What you have to do - Look over the lines below. Report each one that includes the string "none".

Extracted records -
◆ ◆ ◆ ◆ ◆ ◆ ◆

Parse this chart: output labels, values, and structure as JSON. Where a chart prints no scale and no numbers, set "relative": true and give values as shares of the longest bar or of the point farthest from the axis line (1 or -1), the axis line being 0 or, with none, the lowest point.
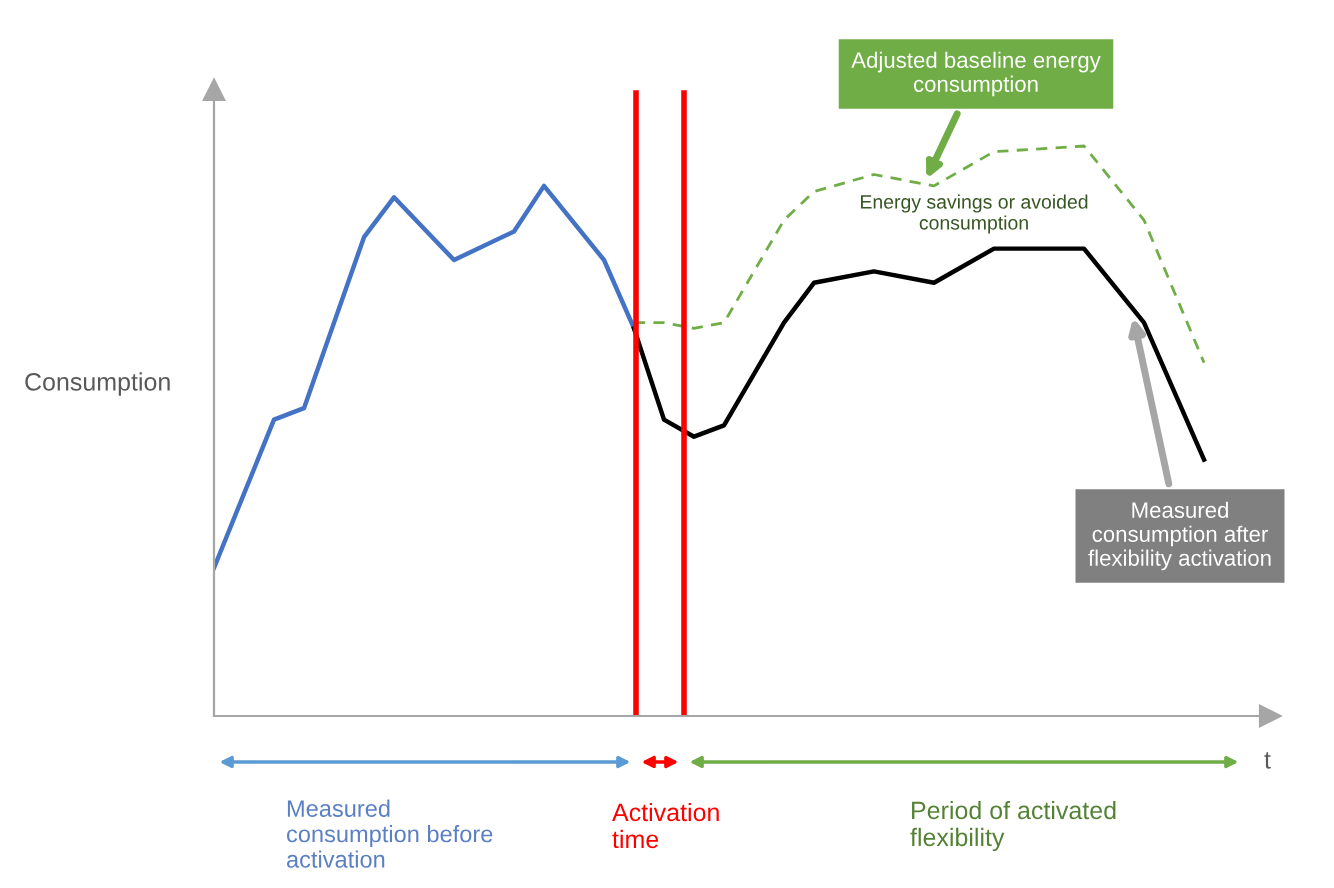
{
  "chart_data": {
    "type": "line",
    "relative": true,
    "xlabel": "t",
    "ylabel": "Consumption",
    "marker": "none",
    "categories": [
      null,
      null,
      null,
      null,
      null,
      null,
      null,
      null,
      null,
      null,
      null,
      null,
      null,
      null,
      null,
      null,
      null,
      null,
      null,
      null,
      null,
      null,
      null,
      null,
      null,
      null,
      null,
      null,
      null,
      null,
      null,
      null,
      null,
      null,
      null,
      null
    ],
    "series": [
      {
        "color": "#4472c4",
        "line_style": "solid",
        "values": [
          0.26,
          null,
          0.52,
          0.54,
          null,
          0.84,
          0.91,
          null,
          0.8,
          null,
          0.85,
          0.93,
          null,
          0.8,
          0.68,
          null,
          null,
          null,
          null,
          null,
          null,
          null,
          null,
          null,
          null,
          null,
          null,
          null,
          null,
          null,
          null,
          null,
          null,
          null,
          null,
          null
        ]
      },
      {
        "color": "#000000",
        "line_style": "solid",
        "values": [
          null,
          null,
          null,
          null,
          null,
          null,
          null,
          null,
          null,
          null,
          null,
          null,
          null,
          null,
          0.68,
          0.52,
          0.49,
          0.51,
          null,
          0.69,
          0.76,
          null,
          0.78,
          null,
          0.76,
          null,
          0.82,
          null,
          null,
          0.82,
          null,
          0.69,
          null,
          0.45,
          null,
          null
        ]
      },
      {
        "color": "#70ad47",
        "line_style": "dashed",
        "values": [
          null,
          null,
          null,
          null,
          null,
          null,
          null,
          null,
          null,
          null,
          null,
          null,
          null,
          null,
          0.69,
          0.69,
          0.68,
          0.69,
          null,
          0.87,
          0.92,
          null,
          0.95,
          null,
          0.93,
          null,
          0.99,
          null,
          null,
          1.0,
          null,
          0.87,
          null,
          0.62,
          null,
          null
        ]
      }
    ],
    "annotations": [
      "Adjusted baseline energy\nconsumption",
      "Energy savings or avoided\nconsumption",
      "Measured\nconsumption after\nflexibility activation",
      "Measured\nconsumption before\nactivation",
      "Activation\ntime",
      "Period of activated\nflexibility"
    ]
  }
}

◆ ◆ ◆ ◆ ◆ ◆ ◆

Result of this exercise -
Parse this chart: output labels, values, and structure as JSON. Where a chart prints no scale and no numbers, set "relative": true and give values as shares of the longest bar or of the point farthest from the axis line (1 or -1), the axis line being 0 or, with none, the lowest point.
    "marker": "none",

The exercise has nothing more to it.